Rows from a figure dataset
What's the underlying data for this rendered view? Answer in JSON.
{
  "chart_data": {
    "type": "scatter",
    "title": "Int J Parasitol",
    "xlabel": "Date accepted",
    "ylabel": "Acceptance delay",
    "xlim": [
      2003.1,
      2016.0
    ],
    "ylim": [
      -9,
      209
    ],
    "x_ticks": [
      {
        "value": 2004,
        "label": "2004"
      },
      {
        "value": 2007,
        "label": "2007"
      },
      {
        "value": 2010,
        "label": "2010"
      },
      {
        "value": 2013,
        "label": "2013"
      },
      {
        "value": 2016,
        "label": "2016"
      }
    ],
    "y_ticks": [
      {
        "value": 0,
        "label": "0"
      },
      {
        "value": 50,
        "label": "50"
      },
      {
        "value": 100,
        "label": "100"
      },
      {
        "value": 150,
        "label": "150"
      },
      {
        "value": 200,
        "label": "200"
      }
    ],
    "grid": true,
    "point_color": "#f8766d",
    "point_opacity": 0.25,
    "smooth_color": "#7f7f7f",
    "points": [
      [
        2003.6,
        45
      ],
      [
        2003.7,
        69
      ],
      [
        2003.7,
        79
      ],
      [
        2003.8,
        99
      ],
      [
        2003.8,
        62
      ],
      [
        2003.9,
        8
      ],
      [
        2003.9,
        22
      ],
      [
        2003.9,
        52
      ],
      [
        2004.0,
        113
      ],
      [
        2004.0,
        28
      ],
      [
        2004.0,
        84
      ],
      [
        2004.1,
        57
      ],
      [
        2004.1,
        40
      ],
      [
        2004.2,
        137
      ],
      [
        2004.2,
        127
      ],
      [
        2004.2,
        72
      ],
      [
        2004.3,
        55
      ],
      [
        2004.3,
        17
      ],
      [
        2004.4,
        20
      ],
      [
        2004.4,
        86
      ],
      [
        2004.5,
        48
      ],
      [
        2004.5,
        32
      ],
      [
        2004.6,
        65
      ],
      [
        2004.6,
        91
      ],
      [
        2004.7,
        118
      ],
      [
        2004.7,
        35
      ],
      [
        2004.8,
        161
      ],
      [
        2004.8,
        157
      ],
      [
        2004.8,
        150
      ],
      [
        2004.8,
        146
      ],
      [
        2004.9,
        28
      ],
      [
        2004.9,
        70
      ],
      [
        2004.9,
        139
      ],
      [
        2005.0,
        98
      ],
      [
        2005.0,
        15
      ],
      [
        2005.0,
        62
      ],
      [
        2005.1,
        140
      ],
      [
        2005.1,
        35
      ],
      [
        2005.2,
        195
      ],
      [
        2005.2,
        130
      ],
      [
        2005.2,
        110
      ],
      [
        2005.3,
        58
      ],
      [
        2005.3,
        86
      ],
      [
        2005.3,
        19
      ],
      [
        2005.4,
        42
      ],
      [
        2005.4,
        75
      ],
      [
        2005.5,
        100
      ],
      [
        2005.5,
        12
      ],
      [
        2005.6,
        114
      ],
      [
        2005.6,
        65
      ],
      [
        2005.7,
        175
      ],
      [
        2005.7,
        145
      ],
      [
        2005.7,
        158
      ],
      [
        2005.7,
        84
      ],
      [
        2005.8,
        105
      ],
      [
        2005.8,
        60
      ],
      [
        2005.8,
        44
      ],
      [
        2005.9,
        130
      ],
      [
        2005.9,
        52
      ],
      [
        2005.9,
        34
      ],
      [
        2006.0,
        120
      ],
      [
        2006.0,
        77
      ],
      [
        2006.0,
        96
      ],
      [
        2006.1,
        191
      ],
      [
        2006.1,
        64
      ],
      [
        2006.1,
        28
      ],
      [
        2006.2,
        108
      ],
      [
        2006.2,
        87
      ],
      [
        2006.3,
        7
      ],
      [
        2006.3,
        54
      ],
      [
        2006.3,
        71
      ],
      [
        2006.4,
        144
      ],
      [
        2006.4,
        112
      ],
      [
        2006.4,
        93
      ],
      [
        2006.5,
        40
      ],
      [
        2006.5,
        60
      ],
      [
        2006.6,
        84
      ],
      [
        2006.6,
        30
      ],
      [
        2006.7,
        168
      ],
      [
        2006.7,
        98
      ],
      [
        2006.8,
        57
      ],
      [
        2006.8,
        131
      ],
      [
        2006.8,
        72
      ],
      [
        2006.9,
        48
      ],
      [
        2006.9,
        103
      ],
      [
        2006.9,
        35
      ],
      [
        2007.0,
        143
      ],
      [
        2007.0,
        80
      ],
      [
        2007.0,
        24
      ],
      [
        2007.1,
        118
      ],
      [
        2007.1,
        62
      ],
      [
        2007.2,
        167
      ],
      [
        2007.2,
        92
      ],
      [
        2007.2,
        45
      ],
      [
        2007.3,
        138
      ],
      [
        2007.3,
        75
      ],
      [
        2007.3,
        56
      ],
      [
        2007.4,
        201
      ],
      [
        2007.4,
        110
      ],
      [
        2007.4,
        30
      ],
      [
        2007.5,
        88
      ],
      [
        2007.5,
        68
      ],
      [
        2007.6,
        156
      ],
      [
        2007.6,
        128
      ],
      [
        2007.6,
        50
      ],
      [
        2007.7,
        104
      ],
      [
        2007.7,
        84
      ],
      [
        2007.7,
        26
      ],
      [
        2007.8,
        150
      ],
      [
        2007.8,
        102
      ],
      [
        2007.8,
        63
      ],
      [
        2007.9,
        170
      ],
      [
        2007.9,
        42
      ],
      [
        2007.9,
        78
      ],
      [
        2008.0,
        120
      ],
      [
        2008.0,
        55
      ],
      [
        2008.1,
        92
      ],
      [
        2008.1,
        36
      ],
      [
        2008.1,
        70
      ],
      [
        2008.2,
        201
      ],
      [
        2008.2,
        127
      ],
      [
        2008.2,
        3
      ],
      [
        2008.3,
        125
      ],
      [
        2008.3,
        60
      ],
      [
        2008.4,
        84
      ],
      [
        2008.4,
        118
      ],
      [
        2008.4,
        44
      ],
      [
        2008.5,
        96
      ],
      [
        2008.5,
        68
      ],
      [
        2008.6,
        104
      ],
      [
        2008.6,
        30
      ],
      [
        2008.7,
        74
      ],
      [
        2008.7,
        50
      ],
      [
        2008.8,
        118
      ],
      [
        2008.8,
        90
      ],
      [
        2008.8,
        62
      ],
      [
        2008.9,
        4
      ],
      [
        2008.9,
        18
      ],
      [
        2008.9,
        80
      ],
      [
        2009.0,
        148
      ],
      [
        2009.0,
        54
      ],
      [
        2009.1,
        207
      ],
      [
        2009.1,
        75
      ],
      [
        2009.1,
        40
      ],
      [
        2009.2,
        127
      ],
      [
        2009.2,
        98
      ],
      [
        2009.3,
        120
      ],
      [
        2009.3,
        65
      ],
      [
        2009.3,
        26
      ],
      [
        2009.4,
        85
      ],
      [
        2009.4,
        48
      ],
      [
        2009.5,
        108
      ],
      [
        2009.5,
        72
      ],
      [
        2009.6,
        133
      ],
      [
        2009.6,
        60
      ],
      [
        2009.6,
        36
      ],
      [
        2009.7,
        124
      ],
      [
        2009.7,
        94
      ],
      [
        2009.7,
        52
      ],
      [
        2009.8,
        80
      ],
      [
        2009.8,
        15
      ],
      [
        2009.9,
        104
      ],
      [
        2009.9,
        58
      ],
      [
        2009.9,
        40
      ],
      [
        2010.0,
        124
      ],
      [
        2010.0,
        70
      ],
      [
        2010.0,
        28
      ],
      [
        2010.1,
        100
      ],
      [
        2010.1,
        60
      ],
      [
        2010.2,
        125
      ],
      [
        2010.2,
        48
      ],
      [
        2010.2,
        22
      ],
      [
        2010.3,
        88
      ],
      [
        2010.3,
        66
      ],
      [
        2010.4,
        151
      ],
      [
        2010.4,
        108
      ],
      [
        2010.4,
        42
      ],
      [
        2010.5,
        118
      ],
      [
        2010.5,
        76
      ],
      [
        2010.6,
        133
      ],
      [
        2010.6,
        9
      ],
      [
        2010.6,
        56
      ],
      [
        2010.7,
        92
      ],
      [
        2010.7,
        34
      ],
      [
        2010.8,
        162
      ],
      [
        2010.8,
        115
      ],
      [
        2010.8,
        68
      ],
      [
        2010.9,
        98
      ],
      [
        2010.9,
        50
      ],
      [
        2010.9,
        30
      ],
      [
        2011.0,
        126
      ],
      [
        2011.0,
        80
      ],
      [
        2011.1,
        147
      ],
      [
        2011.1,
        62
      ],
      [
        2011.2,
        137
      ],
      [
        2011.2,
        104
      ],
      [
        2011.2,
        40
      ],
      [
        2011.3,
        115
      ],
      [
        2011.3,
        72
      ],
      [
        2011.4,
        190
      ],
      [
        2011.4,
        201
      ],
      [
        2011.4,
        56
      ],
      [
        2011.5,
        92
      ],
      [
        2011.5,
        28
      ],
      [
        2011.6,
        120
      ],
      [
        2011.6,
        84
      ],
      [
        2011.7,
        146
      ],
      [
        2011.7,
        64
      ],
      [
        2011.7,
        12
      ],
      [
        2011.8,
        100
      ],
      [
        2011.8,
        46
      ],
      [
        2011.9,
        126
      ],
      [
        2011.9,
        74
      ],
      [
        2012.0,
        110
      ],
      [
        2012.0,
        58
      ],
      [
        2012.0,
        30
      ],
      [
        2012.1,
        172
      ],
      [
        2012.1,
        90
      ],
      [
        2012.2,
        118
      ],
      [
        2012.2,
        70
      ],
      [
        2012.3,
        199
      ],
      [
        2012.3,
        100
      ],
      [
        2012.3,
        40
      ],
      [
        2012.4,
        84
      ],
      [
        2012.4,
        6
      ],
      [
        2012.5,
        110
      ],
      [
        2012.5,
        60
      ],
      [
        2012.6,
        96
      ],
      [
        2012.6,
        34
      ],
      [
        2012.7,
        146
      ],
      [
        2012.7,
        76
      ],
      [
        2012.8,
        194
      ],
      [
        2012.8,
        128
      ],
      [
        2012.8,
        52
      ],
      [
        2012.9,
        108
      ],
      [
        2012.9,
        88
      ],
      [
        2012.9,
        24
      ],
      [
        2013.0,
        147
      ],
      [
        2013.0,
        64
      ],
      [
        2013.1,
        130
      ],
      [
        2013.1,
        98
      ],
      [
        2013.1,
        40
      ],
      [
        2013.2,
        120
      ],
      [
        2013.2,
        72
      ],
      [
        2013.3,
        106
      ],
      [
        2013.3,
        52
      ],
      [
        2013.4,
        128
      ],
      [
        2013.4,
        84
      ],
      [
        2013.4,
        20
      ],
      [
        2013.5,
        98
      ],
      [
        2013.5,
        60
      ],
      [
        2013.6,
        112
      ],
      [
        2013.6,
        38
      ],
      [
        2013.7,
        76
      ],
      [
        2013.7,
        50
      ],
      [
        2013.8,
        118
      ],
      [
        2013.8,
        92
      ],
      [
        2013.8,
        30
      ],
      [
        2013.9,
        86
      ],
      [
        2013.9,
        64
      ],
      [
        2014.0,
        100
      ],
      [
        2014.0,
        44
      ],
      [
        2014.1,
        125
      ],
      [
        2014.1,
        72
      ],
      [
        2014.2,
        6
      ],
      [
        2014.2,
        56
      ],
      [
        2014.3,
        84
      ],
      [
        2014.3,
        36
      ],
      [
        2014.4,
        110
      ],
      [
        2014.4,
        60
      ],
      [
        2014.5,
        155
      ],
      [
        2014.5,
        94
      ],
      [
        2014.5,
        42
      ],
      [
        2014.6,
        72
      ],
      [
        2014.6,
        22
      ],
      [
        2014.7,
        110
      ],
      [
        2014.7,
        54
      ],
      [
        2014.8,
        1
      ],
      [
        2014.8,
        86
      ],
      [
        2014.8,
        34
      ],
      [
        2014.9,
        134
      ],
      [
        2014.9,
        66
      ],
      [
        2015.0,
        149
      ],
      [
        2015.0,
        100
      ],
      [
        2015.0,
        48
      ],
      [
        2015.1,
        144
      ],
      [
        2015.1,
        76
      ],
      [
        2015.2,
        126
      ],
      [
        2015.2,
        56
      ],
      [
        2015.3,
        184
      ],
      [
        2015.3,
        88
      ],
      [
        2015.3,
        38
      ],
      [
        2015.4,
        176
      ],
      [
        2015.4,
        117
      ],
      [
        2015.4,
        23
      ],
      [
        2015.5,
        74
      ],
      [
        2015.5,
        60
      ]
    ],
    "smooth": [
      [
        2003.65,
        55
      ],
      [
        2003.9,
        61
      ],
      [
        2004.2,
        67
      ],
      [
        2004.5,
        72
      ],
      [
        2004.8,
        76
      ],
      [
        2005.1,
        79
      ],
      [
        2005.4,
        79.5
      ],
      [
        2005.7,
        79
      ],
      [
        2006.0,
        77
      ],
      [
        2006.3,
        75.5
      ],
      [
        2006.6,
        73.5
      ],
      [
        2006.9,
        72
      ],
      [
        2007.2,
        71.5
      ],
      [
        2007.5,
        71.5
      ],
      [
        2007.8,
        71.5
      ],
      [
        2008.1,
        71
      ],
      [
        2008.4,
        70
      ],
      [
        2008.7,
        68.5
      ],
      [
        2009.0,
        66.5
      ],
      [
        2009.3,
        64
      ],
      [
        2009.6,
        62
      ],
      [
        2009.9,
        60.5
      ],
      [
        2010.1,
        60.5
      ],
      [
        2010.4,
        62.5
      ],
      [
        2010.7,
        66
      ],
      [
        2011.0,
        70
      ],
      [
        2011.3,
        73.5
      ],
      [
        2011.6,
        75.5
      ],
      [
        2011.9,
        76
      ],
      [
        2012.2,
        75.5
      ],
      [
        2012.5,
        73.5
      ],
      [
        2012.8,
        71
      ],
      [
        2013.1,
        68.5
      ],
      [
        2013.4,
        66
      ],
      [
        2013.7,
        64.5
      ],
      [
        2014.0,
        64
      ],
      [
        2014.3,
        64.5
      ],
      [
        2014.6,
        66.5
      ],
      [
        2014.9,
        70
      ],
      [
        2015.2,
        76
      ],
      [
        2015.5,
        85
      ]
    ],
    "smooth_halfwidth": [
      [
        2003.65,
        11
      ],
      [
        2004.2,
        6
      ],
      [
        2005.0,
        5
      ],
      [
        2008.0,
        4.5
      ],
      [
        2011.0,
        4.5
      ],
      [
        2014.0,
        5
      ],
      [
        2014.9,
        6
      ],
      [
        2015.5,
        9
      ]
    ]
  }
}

**PROBLEM TO SOLVE:** Locate all lines in the listing above with the word "value" and copy them.

**RESULT OF THE EXERCISE:**
        "value": 2004,
        "value": 2007,
        "value": 2010,
        "value": 2013,
        "value": 2016,
        "value": 0,
        "value": 50,
        "value": 100,
        "value": 150,
        "value": 200,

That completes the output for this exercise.